──────── RECORDS FOR THE EXERCISE
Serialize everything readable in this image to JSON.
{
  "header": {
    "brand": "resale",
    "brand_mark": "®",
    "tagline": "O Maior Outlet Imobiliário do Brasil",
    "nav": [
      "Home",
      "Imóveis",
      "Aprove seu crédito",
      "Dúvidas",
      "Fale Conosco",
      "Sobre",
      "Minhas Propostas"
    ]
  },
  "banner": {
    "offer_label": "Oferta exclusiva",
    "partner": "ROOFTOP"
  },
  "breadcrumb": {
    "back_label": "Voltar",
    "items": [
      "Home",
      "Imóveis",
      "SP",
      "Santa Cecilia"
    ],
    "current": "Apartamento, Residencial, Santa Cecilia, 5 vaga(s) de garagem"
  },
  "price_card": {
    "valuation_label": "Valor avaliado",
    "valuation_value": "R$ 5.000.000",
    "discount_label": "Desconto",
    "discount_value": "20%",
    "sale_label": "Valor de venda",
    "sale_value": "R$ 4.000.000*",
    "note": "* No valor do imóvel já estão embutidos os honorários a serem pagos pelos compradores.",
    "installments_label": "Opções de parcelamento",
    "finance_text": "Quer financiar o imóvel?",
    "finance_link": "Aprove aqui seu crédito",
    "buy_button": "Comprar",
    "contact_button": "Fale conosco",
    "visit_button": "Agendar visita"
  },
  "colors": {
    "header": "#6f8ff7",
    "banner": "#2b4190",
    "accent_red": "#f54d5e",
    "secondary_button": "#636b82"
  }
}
────────────────
Quote every line of the data, word for word.

Serialize everything readable in this image to JSON.
{
  "header": {
    "brand": "resale",
    "brand_mark": "®",
    "tagline": "O Maior Outlet Imobiliário do Brasil",
    "nav": [
      "Home",
      "Imóveis",
      "Aprove seu crédito",
      "Dúvidas",
      "Fale Conosco",
      "Sobre",
      "Minhas Propostas"
    ]
  },
  "banner": {
    "offer_label": "Oferta exclusiva",
    "partner": "ROOFTOP"
  },
  "breadcrumb": {
    "back_label": "Voltar",
    "items": [
      "Home",
      "Imóveis",
      "SP",
      "Santa Cecilia"
    ],
    "current": "Apartamento, Residencial, Santa Cecilia, 5 vaga(s) de garagem"
  },
  "price_card": {
    "valuation_label": "Valor avaliado",
    "valuation_value": "R$ 5.000.000",
    "discount_label": "Desconto",
    "discount_value": "20%",
    "sale_label": "Valor de venda",
    "sale_value": "R$ 4.000.000*",
    "note": "* No valor do imóvel já estão embutidos os honorários a serem pagos pelos compradores.",
    "installments_label": "Opções de parcelamento",
    "finance_text": "Quer financiar o imóvel?",
    "finance_link": "Aprove aqui seu crédito",
    "buy_button": "Comprar",
    "contact_button": "Fale conosco",
    "visit_button": "Agendar visita"
  },
  "colors": {
    "header": "#6f8ff7",
    "banner": "#2b4190",
    "accent_red": "#f54d5e",
    "secondary_button": "#636b82"
  }
}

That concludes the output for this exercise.